Start

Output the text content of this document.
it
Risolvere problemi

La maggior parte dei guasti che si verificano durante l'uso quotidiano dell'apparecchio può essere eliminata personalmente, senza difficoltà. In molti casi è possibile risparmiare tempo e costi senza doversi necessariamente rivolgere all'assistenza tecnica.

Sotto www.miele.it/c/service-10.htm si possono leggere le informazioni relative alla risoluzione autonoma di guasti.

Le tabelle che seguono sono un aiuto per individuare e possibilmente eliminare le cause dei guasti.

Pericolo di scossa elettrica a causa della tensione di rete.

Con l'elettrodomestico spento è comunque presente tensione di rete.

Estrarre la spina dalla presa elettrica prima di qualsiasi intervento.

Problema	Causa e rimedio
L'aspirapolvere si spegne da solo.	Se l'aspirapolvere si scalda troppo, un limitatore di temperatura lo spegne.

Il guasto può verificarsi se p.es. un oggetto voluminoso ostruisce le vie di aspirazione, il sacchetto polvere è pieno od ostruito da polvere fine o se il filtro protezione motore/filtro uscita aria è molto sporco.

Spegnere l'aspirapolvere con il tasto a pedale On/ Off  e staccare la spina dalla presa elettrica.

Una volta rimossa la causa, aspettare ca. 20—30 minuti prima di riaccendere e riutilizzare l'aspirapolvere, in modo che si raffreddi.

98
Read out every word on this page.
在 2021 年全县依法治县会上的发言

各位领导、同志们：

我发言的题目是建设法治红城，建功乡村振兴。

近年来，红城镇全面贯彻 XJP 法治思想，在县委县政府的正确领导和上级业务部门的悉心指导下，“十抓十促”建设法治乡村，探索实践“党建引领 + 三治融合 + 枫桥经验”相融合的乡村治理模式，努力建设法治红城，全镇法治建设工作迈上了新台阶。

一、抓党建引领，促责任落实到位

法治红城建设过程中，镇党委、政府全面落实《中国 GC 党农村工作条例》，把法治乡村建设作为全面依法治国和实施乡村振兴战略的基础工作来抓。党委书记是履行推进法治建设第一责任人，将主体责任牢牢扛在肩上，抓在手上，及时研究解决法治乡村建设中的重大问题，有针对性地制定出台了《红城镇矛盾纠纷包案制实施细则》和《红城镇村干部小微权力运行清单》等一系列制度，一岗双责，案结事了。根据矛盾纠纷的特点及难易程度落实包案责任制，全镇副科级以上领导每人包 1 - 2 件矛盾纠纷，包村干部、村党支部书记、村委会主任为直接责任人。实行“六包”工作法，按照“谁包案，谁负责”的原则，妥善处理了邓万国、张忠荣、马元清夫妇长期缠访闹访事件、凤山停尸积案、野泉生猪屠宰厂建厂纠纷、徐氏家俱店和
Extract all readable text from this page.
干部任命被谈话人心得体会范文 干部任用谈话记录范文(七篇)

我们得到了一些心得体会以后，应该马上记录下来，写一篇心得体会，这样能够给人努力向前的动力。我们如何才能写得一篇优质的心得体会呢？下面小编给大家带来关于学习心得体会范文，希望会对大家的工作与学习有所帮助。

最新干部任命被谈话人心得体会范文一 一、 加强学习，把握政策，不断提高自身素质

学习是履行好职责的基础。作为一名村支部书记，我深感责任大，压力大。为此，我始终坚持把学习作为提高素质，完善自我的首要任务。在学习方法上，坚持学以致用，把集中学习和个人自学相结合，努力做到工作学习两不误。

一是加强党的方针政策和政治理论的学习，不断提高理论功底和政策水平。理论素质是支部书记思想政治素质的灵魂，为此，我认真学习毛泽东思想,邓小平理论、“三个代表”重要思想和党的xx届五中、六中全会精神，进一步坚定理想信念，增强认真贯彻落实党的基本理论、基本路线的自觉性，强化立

End

* [Request] Exactly as written, give again every line from the one containing "Extract all readable text from this page." through the last line of the material above, and no other lines.

* [Result of this task]
Extract all readable text from this page.
干部任命被谈话人心得体会范文 干部任用谈话记录范文(七篇)

我们得到了一些心得体会以后，应该马上记录下来，写一篇心得体会，这样能够给人努力向前的动力。我们如何才能写得一篇优质的心得体会呢？下面小编给大家带来关于学习心得体会范文，希望会对大家的工作与学习有所帮助。

最新干部任命被谈话人心得体会范文一 一、 加强学习，把握政策，不断提高自身素质

学习是履行好职责的基础。作为一名村支部书记，我深感责任大，压力大。为此，我始终坚持把学习作为提高素质，完善自我的首要任务。在学习方法上，坚持学以致用，把集中学习和个人自学相结合，努力做到工作学习两不误。

一是加强党的方针政策和政治理论的学习，不断提高理论功底和政策水平。理论素质是支部书记思想政治素质的灵魂，为此，我认真学习毛泽东思想,邓小平理论、“三个代表”重要思想和党的xx届五中、六中全会精神，进一步坚定理想信念，增强认真贯彻落实党的基本理论、基本路线的自觉性，强化立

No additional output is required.